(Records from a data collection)
╭──
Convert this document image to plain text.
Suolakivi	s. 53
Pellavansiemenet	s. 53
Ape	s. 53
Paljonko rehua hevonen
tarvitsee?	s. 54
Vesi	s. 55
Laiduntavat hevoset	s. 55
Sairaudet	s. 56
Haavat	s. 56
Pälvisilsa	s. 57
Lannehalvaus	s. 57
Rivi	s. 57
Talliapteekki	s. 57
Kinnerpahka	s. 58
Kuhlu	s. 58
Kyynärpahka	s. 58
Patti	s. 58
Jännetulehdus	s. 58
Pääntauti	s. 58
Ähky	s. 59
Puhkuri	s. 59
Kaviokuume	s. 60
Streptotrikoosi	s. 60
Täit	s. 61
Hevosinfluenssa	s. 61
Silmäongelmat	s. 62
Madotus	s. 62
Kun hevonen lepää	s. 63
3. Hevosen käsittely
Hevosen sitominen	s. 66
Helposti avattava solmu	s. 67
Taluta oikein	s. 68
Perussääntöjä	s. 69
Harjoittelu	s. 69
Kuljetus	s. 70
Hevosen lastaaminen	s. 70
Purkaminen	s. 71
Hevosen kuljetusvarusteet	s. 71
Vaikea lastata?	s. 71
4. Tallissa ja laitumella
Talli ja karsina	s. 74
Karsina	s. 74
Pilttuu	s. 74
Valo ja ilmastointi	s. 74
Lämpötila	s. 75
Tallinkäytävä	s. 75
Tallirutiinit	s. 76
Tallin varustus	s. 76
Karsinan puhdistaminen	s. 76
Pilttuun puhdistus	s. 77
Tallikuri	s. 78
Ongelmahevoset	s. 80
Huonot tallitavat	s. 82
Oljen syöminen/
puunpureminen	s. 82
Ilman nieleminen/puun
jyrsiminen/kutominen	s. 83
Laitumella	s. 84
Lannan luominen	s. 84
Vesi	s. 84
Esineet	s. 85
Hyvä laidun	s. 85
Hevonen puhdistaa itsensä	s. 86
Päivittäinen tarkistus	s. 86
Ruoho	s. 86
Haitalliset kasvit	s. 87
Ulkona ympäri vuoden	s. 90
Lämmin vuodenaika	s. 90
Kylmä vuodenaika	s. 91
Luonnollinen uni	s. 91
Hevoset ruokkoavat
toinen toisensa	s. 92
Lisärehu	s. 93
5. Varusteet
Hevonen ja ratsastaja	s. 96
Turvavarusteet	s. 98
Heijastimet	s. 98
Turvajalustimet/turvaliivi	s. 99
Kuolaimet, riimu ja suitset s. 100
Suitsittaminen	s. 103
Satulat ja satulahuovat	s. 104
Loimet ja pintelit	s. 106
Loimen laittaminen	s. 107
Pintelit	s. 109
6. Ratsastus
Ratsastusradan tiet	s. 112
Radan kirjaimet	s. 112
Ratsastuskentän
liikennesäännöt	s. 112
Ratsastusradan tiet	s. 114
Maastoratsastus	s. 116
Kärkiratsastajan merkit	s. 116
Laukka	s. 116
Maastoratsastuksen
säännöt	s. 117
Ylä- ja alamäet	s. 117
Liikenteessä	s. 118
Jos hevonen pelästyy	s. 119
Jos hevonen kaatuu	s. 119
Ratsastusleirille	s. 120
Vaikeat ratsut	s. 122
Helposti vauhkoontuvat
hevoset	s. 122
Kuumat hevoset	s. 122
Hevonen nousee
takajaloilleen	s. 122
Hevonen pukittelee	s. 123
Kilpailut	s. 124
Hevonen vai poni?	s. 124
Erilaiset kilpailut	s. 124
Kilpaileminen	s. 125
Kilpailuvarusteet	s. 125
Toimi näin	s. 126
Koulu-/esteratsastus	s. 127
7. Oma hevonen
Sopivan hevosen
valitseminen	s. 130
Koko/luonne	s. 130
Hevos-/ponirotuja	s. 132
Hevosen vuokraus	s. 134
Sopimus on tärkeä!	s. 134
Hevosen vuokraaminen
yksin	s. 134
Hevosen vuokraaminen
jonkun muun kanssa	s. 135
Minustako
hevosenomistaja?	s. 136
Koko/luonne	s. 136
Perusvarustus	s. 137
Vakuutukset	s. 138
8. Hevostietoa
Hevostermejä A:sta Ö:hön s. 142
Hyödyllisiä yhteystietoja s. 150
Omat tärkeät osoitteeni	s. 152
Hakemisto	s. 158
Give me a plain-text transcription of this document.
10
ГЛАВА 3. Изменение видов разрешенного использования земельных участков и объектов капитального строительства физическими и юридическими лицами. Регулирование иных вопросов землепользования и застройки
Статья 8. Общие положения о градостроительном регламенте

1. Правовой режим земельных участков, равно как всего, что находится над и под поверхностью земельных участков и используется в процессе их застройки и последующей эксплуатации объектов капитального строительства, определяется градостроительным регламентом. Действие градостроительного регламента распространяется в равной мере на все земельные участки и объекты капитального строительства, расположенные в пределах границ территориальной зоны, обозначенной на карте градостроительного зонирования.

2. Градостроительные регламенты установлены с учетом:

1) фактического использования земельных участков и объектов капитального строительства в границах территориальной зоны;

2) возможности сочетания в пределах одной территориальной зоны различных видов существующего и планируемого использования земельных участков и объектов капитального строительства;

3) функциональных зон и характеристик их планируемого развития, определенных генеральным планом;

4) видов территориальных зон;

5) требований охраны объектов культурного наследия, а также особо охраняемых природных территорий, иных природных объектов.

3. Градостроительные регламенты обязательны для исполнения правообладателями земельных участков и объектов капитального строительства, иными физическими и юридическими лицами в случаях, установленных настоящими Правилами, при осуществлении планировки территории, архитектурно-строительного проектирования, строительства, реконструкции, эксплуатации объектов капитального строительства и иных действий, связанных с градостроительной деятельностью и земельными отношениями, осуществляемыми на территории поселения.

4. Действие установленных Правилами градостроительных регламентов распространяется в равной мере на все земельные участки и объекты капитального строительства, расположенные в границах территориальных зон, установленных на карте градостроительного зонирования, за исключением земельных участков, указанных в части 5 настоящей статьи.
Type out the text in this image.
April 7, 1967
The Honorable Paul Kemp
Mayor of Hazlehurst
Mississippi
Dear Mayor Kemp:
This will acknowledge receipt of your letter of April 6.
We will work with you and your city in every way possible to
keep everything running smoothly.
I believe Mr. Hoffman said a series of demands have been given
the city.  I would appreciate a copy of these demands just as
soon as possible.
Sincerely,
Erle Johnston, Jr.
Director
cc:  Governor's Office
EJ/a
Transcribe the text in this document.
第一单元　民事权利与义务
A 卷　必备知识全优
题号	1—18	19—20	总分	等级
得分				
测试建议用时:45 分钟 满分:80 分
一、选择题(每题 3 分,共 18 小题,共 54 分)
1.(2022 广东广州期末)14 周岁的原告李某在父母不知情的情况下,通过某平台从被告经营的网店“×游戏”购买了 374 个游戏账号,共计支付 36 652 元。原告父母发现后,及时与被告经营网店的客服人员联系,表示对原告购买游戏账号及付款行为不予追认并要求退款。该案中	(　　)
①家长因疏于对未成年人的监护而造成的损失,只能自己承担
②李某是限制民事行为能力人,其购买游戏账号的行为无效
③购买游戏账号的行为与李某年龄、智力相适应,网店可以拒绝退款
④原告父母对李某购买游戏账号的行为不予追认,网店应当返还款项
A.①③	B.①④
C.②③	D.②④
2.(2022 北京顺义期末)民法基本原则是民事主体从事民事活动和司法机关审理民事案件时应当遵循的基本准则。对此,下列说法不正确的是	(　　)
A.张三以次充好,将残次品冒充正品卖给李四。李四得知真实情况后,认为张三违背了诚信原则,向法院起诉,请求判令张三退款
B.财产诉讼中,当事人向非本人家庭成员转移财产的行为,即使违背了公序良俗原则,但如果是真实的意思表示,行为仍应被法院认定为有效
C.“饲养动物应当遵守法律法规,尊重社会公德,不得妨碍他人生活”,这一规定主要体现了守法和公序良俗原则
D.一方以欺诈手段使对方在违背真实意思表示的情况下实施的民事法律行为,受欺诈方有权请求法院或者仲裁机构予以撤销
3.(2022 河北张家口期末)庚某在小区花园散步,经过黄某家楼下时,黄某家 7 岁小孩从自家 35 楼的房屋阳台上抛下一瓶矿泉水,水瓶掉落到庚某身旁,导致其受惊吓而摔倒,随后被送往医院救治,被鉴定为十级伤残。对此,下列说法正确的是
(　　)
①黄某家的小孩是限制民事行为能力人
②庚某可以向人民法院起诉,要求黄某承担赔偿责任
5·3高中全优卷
╰──
▶ _What the exercise asks_
Retype exactly, please, each line from the line that contains "Type out the text in this image." through the last line of the entries above, with nothing added.

▶ _Expected answer_
Type out the text in this image.
April 7, 1967
The Honorable Paul Kemp
Mayor of Hazlehurst
Mississippi
Dear Mayor Kemp:
This will acknowledge receipt of your letter of April 6.
We will work with you and your city in every way possible to
keep everything running smoothly.
I believe Mr. Hoffman said a series of demands have been given
the city.  I would appreciate a copy of these demands just as
soon as possible.
Sincerely,
Erle Johnston, Jr.
Director
cc:  Governor's Office
EJ/a
Transcribe the text in this document.
第一单元　民事权利与义务
A 卷　必备知识全优
题号	1—18	19—20	总分	等级
得分				
测试建议用时:45 分钟 满分:80 分
一、选择题(每题 3 分,共 18 小题,共 54 分)
1.(2022 广东广州期末)14 周岁的原告李某在父母不知情的情况下,通过某平台从被告经营的网店“×游戏”购买了 374 个游戏账号,共计支付 36 652 元。原告父母发现后,及时与被告经营网店的客服人员联系,表示对原告购买游戏账号及付款行为不予追认并要求退款。该案中	(　　)
①家长因疏于对未成年人的监护而造成的损失,只能自己承担
②李某是限制民事行为能力人,其购买游戏账号的行为无效
③购买游戏账号的行为与李某年龄、智力相适应,网店可以拒绝退款
④原告父母对李某购买游戏账号的行为不予追认,网店应当返还款项
A.①③	B.①④
C.②③	D.②④
2.(2022 北京顺义期末)民法基本原则是民事主体从事民事活动和司法机关审理民事案件时应当遵循的基本准则。对此,下列说法不正确的是	(　　)
A.张三以次充好,将残次品冒充正品卖给李四。李四得知真实情况后,认为张三违背了诚信原则,向法院起诉,请求判令张三退款
B.财产诉讼中,当事人向非本人家庭成员转移财产的行为,即使违背了公序良俗原则,但如果是真实的意思表示,行为仍应被法院认定为有效
C.“饲养动物应当遵守法律法规,尊重社会公德,不得妨碍他人生活”,这一规定主要体现了守法和公序良俗原则
D.一方以欺诈手段使对方在违背真实意思表示的情况下实施的民事法律行为,受欺诈方有权请求法院或者仲裁机构予以撤销
3.(2022 河北张家口期末)庚某在小区花园散步,经过黄某家楼下时,黄某家 7 岁小孩从自家 35 楼的房屋阳台上抛下一瓶矿泉水,水瓶掉落到庚某身旁,导致其受惊吓而摔倒,随后被送往医院救治,被鉴定为十级伤残。对此,下列说法正确的是
(　　)
①黄某家的小孩是限制民事行为能力人
②庚某可以向人民法院起诉,要求黄某承担赔偿责任
5·3高中全优卷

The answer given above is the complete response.